▶ [Work to do]:
State how many lines of the data contain the word "System", and write nothing besides the number.

▶ [Exercise input]:
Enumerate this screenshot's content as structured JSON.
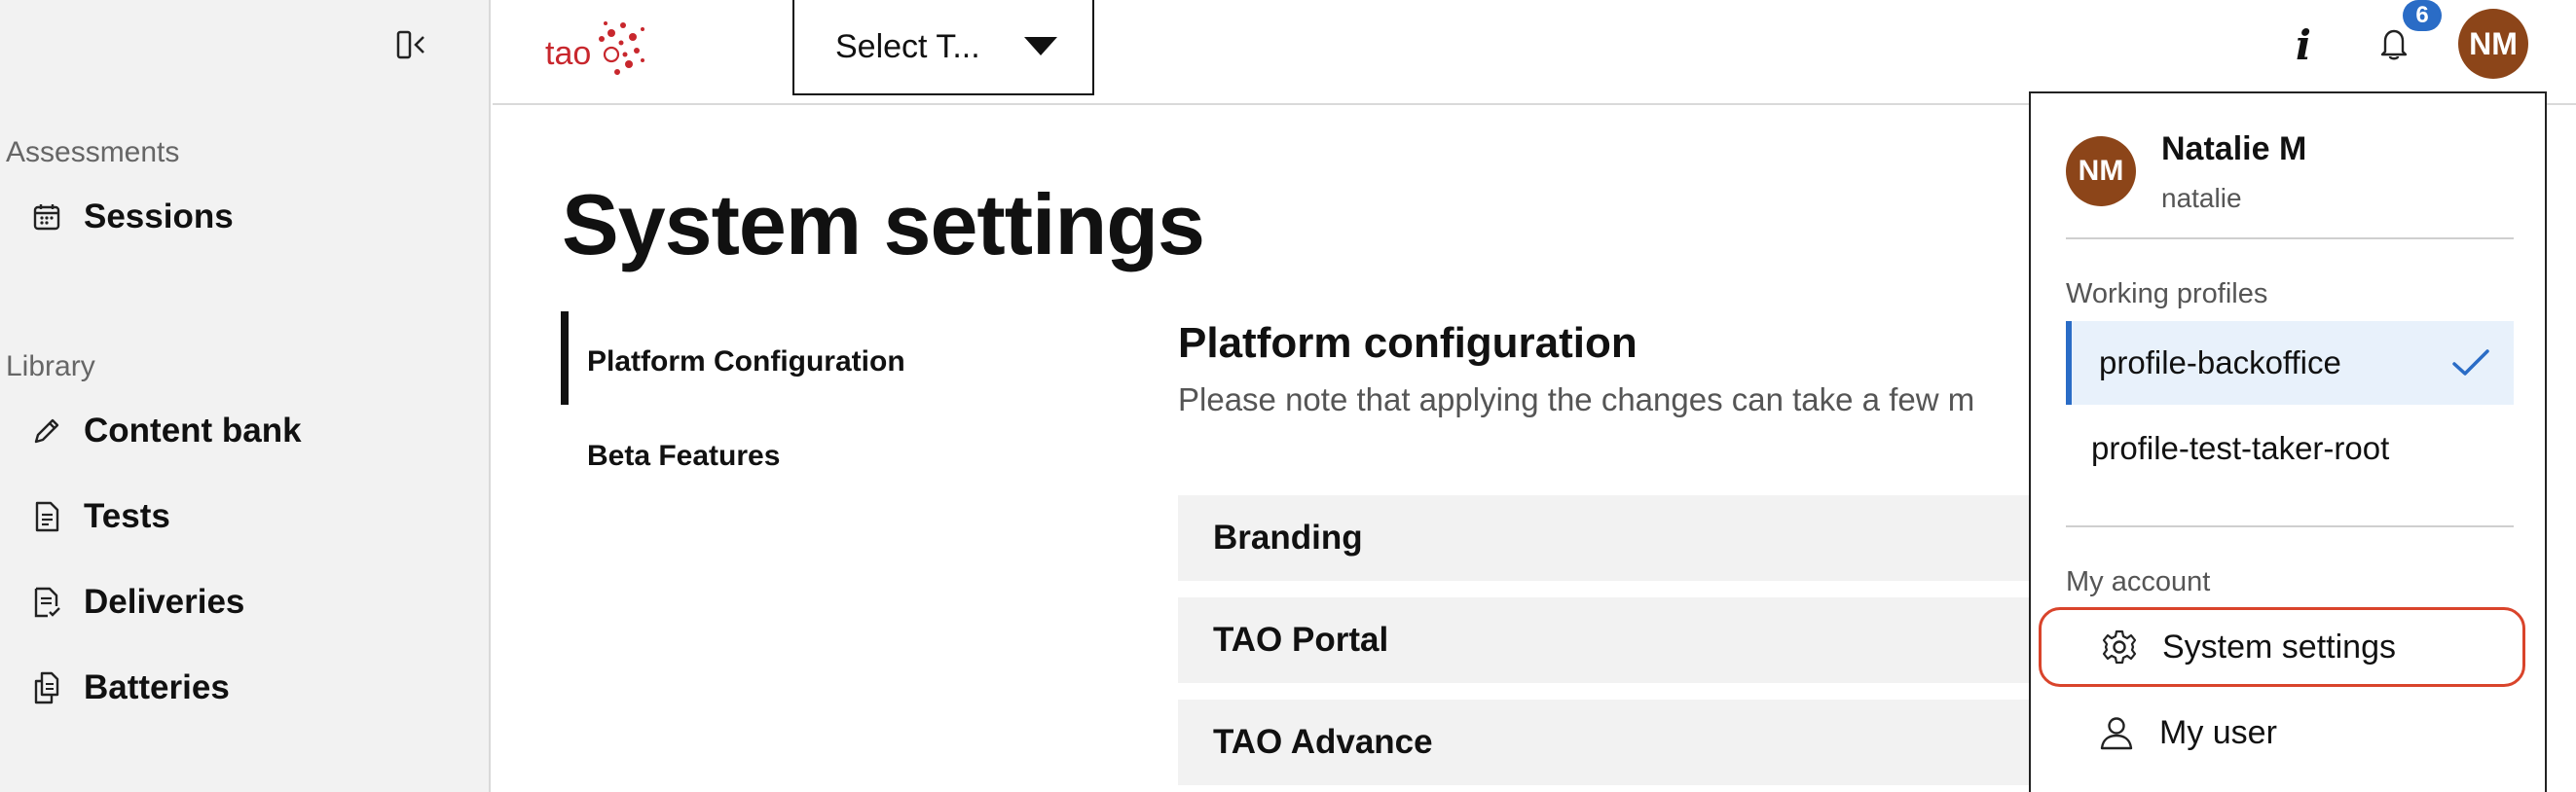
{
  "sidebar": {
    "collapse_icon": "sidebar-collapse-icon",
    "sections": [
      {
        "label": "Assessments",
        "items": [
          {
            "label": "Sessions",
            "icon": "calendar-icon"
          }
        ]
      },
      {
        "label": "Library",
        "items": [
          {
            "label": "Content bank",
            "icon": "pencil-icon"
          },
          {
            "label": "Tests",
            "icon": "document-icon"
          },
          {
            "label": "Deliveries",
            "icon": "document-check-icon"
          },
          {
            "label": "Batteries",
            "icon": "documents-icon"
          }
        ]
      }
    ]
  },
  "header": {
    "logo_text": "tao",
    "select_label": "Select T...",
    "info_icon": "info-icon",
    "bell_icon": "bell-icon",
    "notification_count": "6",
    "avatar_initials": "NM"
  },
  "main": {
    "title": "System settings",
    "settings_nav": [
      {
        "label": "Platform Configuration",
        "active": true
      },
      {
        "label": "Beta Features",
        "active": false
      }
    ],
    "section_title": "Platform configuration",
    "section_note": "Please note that applying the changes can take a few m",
    "accordions": [
      "Branding",
      "TAO Portal",
      "TAO Advance"
    ]
  },
  "user_menu": {
    "avatar_initials": "NM",
    "name": "Natalie M",
    "login": "natalie",
    "working_profiles_label": "Working profiles",
    "profiles": [
      {
        "label": "profile-backoffice",
        "selected": true
      },
      {
        "label": "profile-test-taker-root",
        "selected": false
      }
    ],
    "my_account_label": "My account",
    "actions": [
      {
        "label": "System settings",
        "icon": "gear-icon"
      },
      {
        "label": "My user",
        "icon": "user-icon"
      }
    ]
  },
  "colors": {
    "accent": "#2a6cc6",
    "avatar": "#8c4519",
    "logo_red": "#c8272d",
    "focus_ring": "#d9442b"
  }
}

▶ [Exercise output]:
2